• **Task to complete**
In the entries below, identify every line with the string "screenshot" and copy it.

• **Source material**

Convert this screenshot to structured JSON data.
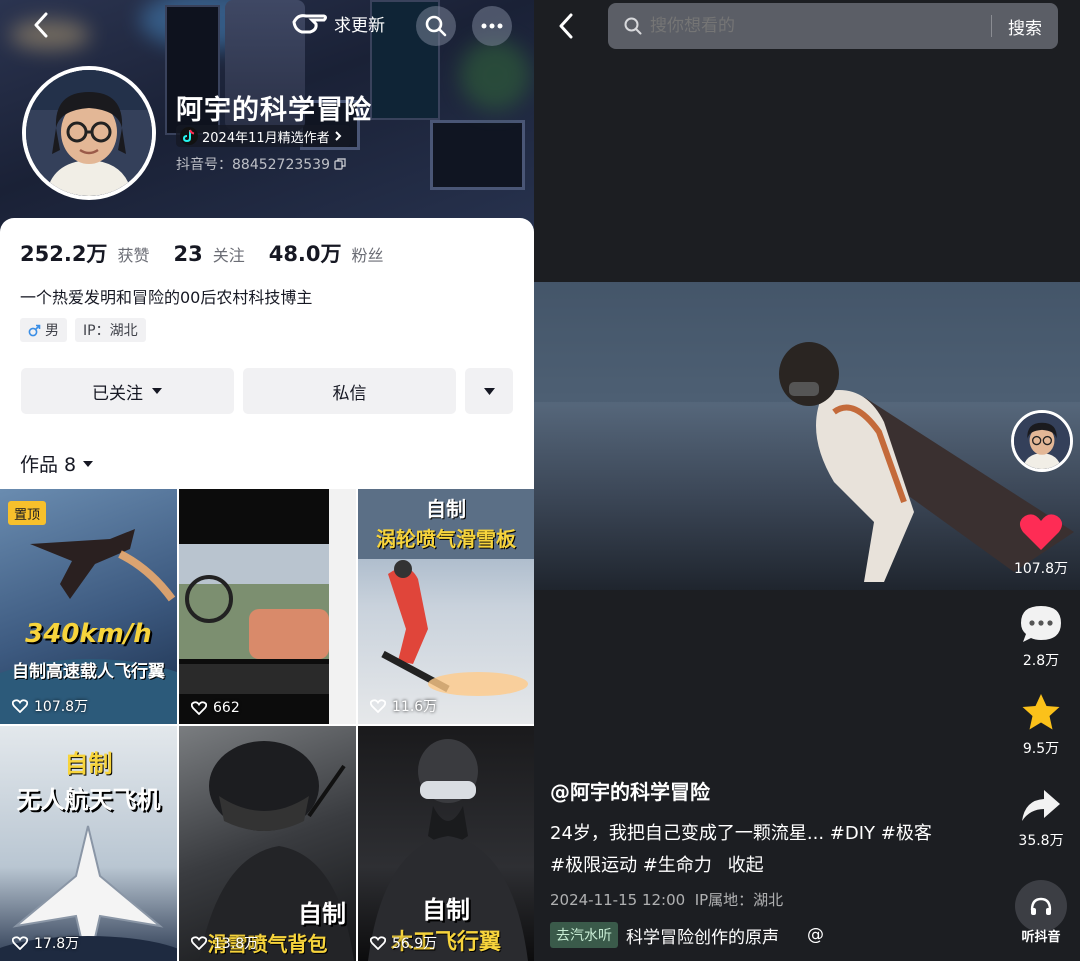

---

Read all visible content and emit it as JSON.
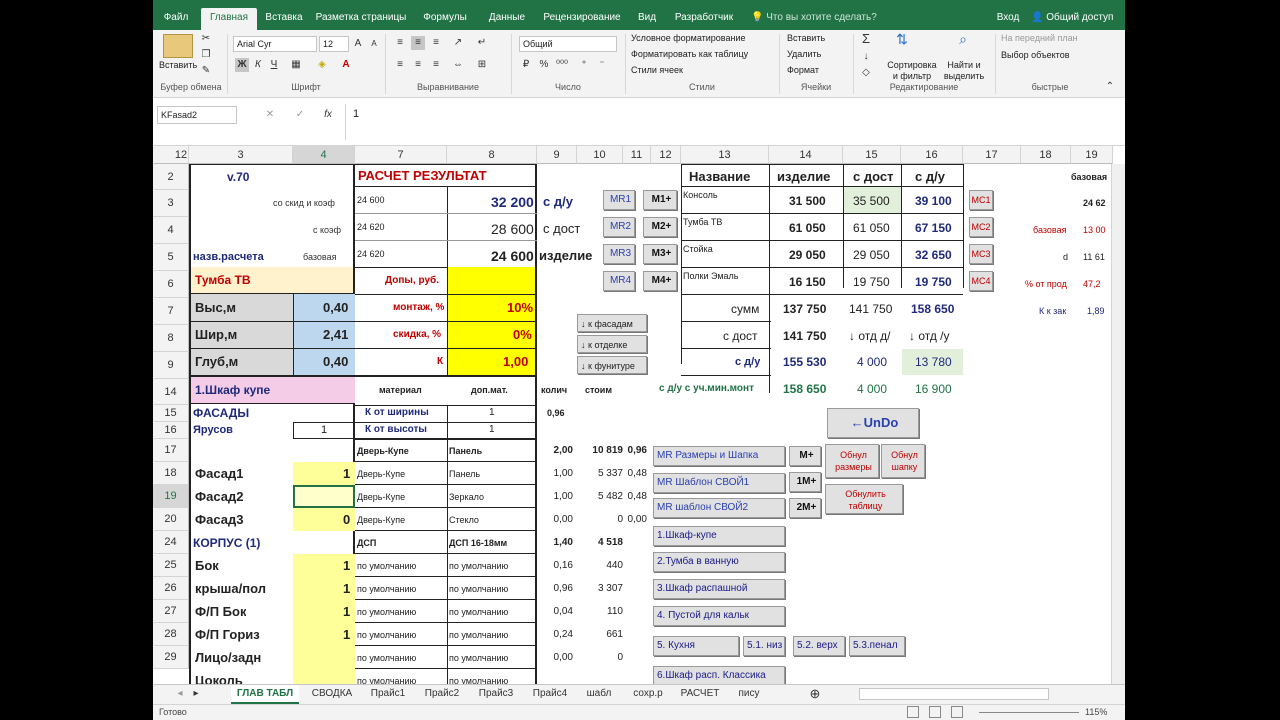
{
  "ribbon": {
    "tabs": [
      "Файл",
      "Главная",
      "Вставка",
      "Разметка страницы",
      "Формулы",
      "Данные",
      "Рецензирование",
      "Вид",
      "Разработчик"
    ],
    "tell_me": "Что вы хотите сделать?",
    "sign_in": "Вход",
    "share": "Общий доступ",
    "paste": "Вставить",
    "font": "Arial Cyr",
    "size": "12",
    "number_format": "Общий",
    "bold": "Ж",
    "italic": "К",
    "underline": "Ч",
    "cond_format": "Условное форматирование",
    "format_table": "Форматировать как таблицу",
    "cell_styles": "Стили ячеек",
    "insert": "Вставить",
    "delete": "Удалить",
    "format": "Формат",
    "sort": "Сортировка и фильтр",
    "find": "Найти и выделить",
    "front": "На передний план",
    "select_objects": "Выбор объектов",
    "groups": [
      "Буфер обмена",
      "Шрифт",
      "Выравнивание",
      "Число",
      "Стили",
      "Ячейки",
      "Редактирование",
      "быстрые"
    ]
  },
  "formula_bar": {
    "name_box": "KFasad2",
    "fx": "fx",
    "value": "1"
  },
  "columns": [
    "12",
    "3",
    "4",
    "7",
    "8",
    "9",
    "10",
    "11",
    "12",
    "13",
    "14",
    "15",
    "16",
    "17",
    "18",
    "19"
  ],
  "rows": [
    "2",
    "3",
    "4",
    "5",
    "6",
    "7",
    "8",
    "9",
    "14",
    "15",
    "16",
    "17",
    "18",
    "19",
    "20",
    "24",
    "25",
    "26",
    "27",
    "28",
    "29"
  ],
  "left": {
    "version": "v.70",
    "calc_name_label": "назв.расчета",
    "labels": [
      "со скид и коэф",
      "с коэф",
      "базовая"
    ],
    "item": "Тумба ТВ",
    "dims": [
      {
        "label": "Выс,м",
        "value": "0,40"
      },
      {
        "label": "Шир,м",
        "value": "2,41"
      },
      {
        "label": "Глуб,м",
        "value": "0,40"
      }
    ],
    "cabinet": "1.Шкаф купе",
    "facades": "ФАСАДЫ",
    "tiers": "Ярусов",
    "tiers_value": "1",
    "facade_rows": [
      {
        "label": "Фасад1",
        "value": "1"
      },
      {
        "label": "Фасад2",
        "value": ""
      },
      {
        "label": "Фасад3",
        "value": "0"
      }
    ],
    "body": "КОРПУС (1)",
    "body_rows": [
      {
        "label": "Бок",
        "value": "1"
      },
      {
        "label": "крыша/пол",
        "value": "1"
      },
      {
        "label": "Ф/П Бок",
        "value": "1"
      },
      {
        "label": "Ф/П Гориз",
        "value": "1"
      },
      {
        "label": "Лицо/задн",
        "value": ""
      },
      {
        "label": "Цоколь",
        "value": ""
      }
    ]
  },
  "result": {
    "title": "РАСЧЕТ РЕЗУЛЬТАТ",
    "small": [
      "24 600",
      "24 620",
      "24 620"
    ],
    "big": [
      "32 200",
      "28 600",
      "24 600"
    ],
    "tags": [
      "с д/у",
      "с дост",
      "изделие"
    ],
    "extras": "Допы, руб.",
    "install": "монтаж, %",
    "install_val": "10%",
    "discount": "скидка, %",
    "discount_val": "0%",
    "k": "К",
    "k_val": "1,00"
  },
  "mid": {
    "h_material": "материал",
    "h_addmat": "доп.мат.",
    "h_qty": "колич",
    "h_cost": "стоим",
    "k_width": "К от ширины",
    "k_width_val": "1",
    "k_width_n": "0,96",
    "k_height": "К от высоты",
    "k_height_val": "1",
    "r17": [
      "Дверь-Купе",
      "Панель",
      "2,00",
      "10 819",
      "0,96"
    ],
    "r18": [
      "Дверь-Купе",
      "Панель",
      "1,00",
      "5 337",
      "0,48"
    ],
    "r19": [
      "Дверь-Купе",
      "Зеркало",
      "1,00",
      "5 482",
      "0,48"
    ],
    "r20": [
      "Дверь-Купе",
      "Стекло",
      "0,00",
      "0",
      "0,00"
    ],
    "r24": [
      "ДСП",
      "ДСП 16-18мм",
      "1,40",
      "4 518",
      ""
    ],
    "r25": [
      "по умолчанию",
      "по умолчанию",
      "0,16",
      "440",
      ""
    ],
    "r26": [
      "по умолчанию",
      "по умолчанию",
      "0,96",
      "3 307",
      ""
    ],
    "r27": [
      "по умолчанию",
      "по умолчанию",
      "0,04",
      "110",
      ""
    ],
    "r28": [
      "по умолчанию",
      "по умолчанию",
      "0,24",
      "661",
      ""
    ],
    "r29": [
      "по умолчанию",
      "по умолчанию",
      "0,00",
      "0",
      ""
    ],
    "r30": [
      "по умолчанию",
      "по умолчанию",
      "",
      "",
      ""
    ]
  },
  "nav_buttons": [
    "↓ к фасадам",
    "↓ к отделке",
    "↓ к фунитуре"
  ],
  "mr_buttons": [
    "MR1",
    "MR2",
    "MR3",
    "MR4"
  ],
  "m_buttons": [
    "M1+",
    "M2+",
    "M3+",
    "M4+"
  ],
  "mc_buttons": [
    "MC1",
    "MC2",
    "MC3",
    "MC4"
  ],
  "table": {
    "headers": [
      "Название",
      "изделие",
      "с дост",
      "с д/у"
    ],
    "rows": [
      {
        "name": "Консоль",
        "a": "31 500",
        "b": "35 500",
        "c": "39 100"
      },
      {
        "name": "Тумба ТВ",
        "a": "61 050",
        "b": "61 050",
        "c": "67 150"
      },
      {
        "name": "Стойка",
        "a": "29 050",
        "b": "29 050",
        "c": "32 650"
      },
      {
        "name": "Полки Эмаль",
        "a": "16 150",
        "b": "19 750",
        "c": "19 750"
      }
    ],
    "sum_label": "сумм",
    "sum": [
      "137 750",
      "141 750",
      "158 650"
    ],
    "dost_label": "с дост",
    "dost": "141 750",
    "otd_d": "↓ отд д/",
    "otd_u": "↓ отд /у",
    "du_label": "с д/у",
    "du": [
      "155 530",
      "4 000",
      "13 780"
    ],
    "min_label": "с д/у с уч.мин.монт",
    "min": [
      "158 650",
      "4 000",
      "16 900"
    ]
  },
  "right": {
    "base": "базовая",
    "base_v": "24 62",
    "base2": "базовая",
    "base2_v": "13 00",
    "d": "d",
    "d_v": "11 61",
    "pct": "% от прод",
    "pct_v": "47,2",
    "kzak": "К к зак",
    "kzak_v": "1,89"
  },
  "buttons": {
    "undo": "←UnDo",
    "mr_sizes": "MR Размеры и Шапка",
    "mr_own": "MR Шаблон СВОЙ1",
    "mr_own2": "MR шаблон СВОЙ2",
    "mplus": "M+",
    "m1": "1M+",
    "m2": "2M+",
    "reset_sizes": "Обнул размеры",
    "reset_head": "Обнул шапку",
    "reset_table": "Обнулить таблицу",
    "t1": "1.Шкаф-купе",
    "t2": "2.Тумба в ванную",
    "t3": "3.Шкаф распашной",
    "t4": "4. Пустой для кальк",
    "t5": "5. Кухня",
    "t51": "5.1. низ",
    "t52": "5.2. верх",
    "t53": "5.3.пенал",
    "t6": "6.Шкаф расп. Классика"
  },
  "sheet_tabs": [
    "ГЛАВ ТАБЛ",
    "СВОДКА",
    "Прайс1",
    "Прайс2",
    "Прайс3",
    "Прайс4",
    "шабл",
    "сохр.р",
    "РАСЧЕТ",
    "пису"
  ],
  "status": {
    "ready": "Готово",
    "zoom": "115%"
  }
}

--

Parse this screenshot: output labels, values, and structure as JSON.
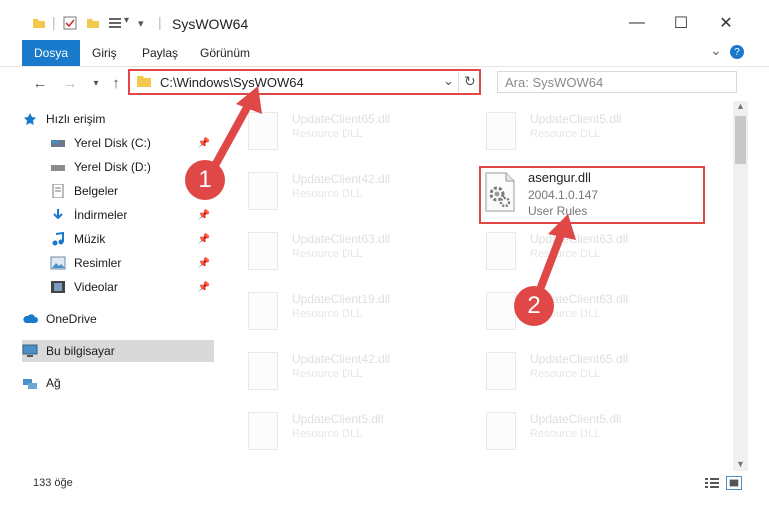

• **Final result**
Convert this screenshot to structured JSON data.
Parse this screenshot: output labels, values, and structure as JSON.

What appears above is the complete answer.